What this task involves> Reproduce all the entries precisely.

[Data records]
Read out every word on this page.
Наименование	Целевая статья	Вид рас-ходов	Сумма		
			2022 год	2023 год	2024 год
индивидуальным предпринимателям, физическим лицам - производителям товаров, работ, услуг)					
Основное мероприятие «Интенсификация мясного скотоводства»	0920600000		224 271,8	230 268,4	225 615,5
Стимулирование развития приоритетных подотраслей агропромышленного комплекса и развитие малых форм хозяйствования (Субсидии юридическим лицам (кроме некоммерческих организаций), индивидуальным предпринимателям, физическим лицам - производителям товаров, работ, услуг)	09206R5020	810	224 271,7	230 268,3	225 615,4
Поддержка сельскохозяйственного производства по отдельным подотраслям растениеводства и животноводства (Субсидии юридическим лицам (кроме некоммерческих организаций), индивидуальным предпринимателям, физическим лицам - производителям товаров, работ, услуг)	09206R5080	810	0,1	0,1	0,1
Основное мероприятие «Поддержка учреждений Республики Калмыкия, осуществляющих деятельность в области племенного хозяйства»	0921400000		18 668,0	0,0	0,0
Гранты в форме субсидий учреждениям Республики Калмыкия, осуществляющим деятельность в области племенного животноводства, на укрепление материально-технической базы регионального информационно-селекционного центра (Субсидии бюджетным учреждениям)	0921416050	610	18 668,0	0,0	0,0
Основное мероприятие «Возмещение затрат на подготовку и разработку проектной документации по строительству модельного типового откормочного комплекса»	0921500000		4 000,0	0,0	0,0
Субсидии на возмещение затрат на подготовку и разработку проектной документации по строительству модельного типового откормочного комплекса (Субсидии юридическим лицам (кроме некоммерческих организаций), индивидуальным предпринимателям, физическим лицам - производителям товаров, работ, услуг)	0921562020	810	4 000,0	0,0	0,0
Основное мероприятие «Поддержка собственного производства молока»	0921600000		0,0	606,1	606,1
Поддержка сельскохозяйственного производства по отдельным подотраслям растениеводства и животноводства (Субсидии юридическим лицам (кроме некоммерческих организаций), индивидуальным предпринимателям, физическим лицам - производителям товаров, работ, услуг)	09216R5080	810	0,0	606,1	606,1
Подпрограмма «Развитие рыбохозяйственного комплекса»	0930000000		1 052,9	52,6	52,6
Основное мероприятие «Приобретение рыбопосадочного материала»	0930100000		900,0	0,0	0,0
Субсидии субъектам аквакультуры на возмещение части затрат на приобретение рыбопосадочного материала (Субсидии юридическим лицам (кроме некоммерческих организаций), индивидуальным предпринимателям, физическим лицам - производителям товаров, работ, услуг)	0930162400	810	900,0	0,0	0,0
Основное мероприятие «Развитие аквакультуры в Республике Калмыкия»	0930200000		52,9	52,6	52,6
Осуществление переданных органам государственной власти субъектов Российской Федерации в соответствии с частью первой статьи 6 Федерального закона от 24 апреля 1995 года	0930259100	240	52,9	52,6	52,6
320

Answer to the exercise>
Read out every word on this page.
Наименование	Целевая статья	Вид рас-ходов	Сумма		
			2022 год	2023 год	2024 год
индивидуальным предпринимателям, физическим лицам - производителям товаров, работ, услуг)					
Основное мероприятие «Интенсификация мясного скотоводства»	0920600000		224 271,8	230 268,4	225 615,5
Стимулирование развития приоритетных подотраслей агропромышленного комплекса и развитие малых форм хозяйствования (Субсидии юридическим лицам (кроме некоммерческих организаций), индивидуальным предпринимателям, физическим лицам - производителям товаров, работ, услуг)	09206R5020	810	224 271,7	230 268,3	225 615,4
Поддержка сельскохозяйственного производства по отдельным подотраслям растениеводства и животноводства (Субсидии юридическим лицам (кроме некоммерческих организаций), индивидуальным предпринимателям, физическим лицам - производителям товаров, работ, услуг)	09206R5080	810	0,1	0,1	0,1
Основное мероприятие «Поддержка учреждений Республики Калмыкия, осуществляющих деятельность в области племенного хозяйства»	0921400000		18 668,0	0,0	0,0
Гранты в форме субсидий учреждениям Республики Калмыкия, осуществляющим деятельность в области племенного животноводства, на укрепление материально-технической базы регионального информационно-селекционного центра (Субсидии бюджетным учреждениям)	0921416050	610	18 668,0	0,0	0,0
Основное мероприятие «Возмещение затрат на подготовку и разработку проектной документации по строительству модельного типового откормочного комплекса»	0921500000		4 000,0	0,0	0,0
Субсидии на возмещение затрат на подготовку и разработку проектной документации по строительству модельного типового откормочного комплекса (Субсидии юридическим лицам (кроме некоммерческих организаций), индивидуальным предпринимателям, физическим лицам - производителям товаров, работ, услуг)	0921562020	810	4 000,0	0,0	0,0
Основное мероприятие «Поддержка собственного производства молока»	0921600000		0,0	606,1	606,1
Поддержка сельскохозяйственного производства по отдельным подотраслям растениеводства и животноводства (Субсидии юридическим лицам (кроме некоммерческих организаций), индивидуальным предпринимателям, физическим лицам - производителям товаров, работ, услуг)	09216R5080	810	0,0	606,1	606,1
Подпрограмма «Развитие рыбохозяйственного комплекса»	0930000000		1 052,9	52,6	52,6
Основное мероприятие «Приобретение рыбопосадочного материала»	0930100000		900,0	0,0	0,0
Субсидии субъектам аквакультуры на возмещение части затрат на приобретение рыбопосадочного материала (Субсидии юридическим лицам (кроме некоммерческих организаций), индивидуальным предпринимателям, физическим лицам - производителям товаров, работ, услуг)	0930162400	810	900,0	0,0	0,0
Основное мероприятие «Развитие аквакультуры в Республике Калмыкия»	0930200000		52,9	52,6	52,6
Осуществление переданных органам государственной власти субъектов Российской Федерации в соответствии с частью первой статьи 6 Федерального закона от 24 апреля 1995 года	0930259100	240	52,9	52,6	52,6
320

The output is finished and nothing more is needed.